:: Data lines ::
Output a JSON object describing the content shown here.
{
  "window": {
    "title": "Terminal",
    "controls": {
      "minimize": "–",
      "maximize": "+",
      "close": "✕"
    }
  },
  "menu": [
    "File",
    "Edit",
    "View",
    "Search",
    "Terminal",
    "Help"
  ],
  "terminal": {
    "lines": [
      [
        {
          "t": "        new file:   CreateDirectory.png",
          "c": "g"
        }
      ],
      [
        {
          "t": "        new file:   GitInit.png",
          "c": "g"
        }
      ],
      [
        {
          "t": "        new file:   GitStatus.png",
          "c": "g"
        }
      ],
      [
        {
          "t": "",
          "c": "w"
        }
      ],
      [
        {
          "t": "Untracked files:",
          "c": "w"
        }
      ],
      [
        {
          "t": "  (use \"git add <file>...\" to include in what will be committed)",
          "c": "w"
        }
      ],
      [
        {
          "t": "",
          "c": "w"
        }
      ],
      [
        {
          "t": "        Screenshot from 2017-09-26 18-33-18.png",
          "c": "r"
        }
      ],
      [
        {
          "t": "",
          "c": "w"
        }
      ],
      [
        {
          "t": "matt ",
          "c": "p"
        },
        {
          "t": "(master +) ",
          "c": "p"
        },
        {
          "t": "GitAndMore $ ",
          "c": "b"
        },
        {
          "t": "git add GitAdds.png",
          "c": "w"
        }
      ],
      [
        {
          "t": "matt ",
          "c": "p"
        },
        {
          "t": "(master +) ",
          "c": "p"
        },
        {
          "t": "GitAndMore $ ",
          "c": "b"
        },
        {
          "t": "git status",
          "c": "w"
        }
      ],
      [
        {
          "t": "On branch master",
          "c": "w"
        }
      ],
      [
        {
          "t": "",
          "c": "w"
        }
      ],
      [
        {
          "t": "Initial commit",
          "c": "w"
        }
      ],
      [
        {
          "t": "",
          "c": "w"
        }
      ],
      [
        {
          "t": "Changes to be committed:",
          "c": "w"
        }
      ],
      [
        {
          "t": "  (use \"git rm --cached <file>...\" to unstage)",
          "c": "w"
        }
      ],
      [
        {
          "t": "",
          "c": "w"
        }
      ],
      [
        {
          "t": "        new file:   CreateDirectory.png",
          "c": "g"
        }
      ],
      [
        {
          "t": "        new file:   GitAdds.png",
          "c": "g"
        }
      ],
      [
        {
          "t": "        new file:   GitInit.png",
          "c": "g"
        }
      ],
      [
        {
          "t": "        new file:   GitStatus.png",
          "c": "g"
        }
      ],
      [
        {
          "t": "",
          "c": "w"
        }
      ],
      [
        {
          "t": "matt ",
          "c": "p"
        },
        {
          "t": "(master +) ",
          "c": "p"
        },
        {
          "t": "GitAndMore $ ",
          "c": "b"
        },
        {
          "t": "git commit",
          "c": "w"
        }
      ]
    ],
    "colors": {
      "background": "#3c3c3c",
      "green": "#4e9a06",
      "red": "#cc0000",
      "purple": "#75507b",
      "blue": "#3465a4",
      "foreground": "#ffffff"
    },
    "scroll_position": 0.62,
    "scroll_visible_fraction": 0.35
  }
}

--

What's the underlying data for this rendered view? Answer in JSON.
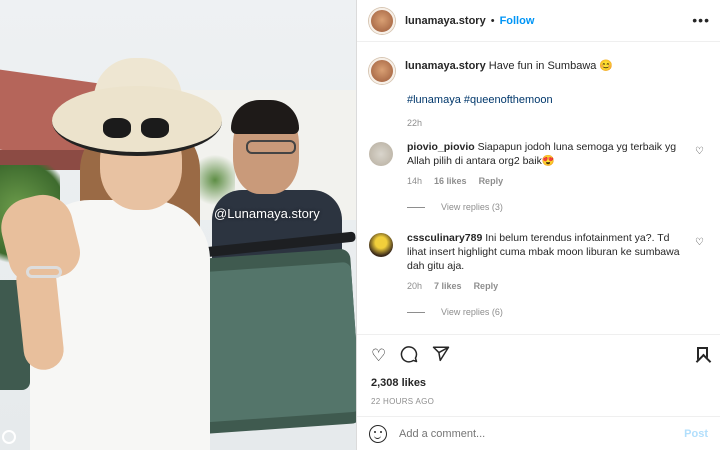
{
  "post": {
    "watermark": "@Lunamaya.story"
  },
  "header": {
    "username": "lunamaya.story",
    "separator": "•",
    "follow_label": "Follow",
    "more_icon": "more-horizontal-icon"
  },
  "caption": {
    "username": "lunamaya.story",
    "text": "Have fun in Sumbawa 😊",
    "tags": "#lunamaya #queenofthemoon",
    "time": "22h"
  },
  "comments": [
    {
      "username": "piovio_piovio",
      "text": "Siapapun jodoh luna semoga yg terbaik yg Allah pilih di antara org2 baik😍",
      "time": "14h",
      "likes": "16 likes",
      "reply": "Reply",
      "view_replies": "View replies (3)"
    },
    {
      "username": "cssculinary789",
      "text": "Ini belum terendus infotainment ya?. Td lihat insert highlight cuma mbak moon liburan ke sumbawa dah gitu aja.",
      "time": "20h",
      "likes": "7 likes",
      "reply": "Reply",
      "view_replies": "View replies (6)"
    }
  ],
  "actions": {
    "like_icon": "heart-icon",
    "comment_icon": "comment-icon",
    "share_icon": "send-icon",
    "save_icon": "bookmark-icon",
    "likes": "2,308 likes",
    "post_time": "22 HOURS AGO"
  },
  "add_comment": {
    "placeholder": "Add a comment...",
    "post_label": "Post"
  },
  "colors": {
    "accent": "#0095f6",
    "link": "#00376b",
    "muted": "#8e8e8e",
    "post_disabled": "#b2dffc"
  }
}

...

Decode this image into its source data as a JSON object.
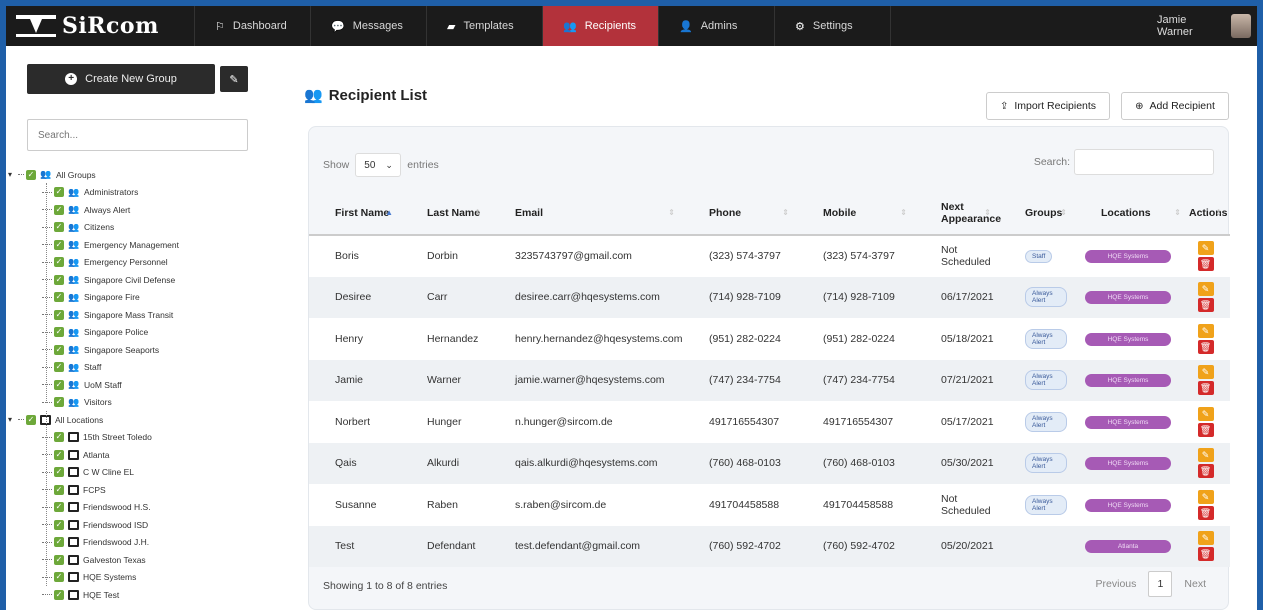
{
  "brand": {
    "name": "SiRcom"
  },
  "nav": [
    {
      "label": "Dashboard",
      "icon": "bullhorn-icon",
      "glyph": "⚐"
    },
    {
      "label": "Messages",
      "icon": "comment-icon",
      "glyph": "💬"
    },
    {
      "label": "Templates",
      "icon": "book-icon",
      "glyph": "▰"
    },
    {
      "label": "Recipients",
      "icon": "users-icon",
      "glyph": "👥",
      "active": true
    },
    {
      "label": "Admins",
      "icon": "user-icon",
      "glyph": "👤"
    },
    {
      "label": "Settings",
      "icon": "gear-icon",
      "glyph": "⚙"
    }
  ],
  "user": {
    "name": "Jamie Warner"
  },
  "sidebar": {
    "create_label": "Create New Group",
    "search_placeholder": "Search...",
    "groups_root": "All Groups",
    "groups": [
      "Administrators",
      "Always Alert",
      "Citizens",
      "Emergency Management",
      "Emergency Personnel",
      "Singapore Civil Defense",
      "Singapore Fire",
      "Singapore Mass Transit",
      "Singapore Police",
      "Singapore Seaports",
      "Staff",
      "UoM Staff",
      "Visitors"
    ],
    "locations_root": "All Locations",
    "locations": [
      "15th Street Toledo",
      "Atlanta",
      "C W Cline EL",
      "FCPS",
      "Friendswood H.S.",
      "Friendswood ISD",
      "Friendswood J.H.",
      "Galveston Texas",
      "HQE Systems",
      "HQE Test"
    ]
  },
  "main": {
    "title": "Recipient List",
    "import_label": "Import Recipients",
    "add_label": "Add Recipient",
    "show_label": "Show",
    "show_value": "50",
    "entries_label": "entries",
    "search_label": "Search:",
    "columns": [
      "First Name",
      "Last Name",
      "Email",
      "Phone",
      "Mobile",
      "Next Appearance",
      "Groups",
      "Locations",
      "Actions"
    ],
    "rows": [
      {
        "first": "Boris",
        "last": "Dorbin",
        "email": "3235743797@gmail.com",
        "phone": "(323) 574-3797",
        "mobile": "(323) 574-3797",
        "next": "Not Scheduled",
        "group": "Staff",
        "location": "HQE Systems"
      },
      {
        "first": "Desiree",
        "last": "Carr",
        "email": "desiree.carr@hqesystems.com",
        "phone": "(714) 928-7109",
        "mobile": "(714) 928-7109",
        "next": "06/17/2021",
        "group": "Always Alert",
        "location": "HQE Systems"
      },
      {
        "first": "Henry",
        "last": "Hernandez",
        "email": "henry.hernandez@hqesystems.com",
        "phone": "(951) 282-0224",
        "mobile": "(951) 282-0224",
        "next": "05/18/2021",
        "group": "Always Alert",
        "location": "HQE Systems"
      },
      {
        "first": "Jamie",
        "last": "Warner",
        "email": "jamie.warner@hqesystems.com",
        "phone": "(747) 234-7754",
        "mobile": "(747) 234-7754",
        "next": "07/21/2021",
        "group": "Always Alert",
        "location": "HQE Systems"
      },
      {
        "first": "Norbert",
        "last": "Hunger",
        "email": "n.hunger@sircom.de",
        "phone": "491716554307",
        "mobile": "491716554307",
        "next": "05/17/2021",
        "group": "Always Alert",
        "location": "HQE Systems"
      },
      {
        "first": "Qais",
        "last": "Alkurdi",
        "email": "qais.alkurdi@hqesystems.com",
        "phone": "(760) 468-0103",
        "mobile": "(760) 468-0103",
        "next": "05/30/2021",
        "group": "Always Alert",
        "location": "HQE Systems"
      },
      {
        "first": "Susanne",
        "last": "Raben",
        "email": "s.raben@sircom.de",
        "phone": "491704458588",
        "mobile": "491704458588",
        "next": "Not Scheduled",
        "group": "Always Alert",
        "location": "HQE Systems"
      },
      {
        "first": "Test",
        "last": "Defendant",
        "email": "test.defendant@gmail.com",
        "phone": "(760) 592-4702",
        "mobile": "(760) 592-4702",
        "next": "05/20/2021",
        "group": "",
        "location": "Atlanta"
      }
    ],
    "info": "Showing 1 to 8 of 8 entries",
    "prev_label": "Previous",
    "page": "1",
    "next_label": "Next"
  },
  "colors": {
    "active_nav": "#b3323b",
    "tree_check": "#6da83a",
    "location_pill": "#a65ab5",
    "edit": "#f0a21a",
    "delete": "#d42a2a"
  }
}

:: What the task asks ::
Of all the lines in the data above, state how many include "Singapore". Say only the number.

:: Answer ::
5